Work request:
Give back the full set of entries that follows, exactly as written.

BEGIN

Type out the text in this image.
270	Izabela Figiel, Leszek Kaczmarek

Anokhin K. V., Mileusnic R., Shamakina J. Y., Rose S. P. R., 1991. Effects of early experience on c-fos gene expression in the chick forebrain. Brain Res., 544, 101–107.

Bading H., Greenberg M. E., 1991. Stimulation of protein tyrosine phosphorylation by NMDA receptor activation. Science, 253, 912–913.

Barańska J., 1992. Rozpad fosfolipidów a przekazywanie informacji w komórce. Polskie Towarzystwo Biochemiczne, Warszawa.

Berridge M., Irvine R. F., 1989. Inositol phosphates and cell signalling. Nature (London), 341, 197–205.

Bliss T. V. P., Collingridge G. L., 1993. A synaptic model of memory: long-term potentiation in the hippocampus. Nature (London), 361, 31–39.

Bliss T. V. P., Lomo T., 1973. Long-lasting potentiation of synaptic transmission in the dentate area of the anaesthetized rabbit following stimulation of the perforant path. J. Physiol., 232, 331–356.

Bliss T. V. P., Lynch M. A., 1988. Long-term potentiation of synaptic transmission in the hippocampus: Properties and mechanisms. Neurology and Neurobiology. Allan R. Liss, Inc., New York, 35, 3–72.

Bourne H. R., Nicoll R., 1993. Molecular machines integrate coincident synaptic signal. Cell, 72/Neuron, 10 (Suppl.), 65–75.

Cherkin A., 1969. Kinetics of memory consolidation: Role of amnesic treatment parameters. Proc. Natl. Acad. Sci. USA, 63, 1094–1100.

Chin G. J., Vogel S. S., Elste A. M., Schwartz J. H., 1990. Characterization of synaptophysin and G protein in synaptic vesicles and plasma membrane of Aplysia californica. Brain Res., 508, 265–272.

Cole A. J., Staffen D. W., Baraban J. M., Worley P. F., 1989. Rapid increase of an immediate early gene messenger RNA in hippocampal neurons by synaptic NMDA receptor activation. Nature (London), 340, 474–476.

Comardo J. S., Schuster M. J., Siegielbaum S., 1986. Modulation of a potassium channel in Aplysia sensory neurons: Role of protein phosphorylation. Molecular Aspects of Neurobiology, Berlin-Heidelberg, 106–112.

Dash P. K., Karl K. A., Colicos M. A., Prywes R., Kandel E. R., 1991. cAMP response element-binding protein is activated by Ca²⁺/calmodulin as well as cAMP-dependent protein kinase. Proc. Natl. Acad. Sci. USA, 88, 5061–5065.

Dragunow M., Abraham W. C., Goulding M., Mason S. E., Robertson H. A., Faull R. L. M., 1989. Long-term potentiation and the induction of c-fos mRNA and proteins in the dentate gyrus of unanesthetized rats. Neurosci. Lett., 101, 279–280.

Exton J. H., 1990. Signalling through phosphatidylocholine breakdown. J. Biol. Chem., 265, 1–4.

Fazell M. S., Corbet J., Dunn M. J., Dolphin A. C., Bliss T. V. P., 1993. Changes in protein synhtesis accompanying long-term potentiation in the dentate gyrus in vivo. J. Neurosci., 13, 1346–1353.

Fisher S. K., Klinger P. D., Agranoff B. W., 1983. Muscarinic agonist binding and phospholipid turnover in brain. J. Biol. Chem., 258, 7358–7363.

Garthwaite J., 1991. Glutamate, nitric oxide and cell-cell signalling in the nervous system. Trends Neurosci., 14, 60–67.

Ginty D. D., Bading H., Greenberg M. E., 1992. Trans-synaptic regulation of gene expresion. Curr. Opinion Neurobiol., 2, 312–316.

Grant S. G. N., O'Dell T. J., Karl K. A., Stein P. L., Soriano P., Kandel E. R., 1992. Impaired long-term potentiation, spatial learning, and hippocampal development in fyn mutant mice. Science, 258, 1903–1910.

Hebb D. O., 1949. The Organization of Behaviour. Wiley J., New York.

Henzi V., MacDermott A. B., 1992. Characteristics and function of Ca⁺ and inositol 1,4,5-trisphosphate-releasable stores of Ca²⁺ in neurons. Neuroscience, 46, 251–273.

END

Result:
Type out the text in this image.
270	Izabela Figiel, Leszek Kaczmarek

Anokhin K. V., Mileusnic R., Shamakina J. Y., Rose S. P. R., 1991. Effects of early experience on c-fos gene expression in the chick forebrain. Brain Res., 544, 101–107.

Bading H., Greenberg M. E., 1991. Stimulation of protein tyrosine phosphorylation by NMDA receptor activation. Science, 253, 912–913.

Barańska J., 1992. Rozpad fosfolipidów a przekazywanie informacji w komórce. Polskie Towarzystwo Biochemiczne, Warszawa.

Berridge M., Irvine R. F., 1989. Inositol phosphates and cell signalling. Nature (London), 341, 197–205.

Bliss T. V. P., Collingridge G. L., 1993. A synaptic model of memory: long-term potentiation in the hippocampus. Nature (London), 361, 31–39.

Bliss T. V. P., Lomo T., 1973. Long-lasting potentiation of synaptic transmission in the dentate area of the anaesthetized rabbit following stimulation of the perforant path. J. Physiol., 232, 331–356.

Bliss T. V. P., Lynch M. A., 1988. Long-term potentiation of synaptic transmission in the hippocampus: Properties and mechanisms. Neurology and Neurobiology. Allan R. Liss, Inc., New York, 35, 3–72.

Bourne H. R., Nicoll R., 1993. Molecular machines integrate coincident synaptic signal. Cell, 72/Neuron, 10 (Suppl.), 65–75.

Cherkin A., 1969. Kinetics of memory consolidation: Role of amnesic treatment parameters. Proc. Natl. Acad. Sci. USA, 63, 1094–1100.

Chin G. J., Vogel S. S., Elste A. M., Schwartz J. H., 1990. Characterization of synaptophysin and G protein in synaptic vesicles and plasma membrane of Aplysia californica. Brain Res., 508, 265–272.

Cole A. J., Staffen D. W., Baraban J. M., Worley P. F., 1989. Rapid increase of an immediate early gene messenger RNA in hippocampal neurons by synaptic NMDA receptor activation. Nature (London), 340, 474–476.

Comardo J. S., Schuster M. J., Siegielbaum S., 1986. Modulation of a potassium channel in Aplysia sensory neurons: Role of protein phosphorylation. Molecular Aspects of Neurobiology, Berlin-Heidelberg, 106–112.

Dash P. K., Karl K. A., Colicos M. A., Prywes R., Kandel E. R., 1991. cAMP response element-binding protein is activated by Ca²⁺/calmodulin as well as cAMP-dependent protein kinase. Proc. Natl. Acad. Sci. USA, 88, 5061–5065.

Dragunow M., Abraham W. C., Goulding M., Mason S. E., Robertson H. A., Faull R. L. M., 1989. Long-term potentiation and the induction of c-fos mRNA and proteins in the dentate gyrus of unanesthetized rats. Neurosci. Lett., 101, 279–280.

Exton J. H., 1990. Signalling through phosphatidylocholine breakdown. J. Biol. Chem., 265, 1–4.

Fazell M. S., Corbet J., Dunn M. J., Dolphin A. C., Bliss T. V. P., 1993. Changes in protein synhtesis accompanying long-term potentiation in the dentate gyrus in vivo. J. Neurosci., 13, 1346–1353.

Fisher S. K., Klinger P. D., Agranoff B. W., 1983. Muscarinic agonist binding and phospholipid turnover in brain. J. Biol. Chem., 258, 7358–7363.

Garthwaite J., 1991. Glutamate, nitric oxide and cell-cell signalling in the nervous system. Trends Neurosci., 14, 60–67.

Ginty D. D., Bading H., Greenberg M. E., 1992. Trans-synaptic regulation of gene expresion. Curr. Opinion Neurobiol., 2, 312–316.

Grant S. G. N., O'Dell T. J., Karl K. A., Stein P. L., Soriano P., Kandel E. R., 1992. Impaired long-term potentiation, spatial learning, and hippocampal development in fyn mutant mice. Science, 258, 1903–1910.

Hebb D. O., 1949. The Organization of Behaviour. Wiley J., New York.

Henzi V., MacDermott A. B., 1992. Characteristics and function of Ca⁺ and inositol 1,4,5-trisphosphate-releasable stores of Ca²⁺ in neurons. Neuroscience, 46, 251–273.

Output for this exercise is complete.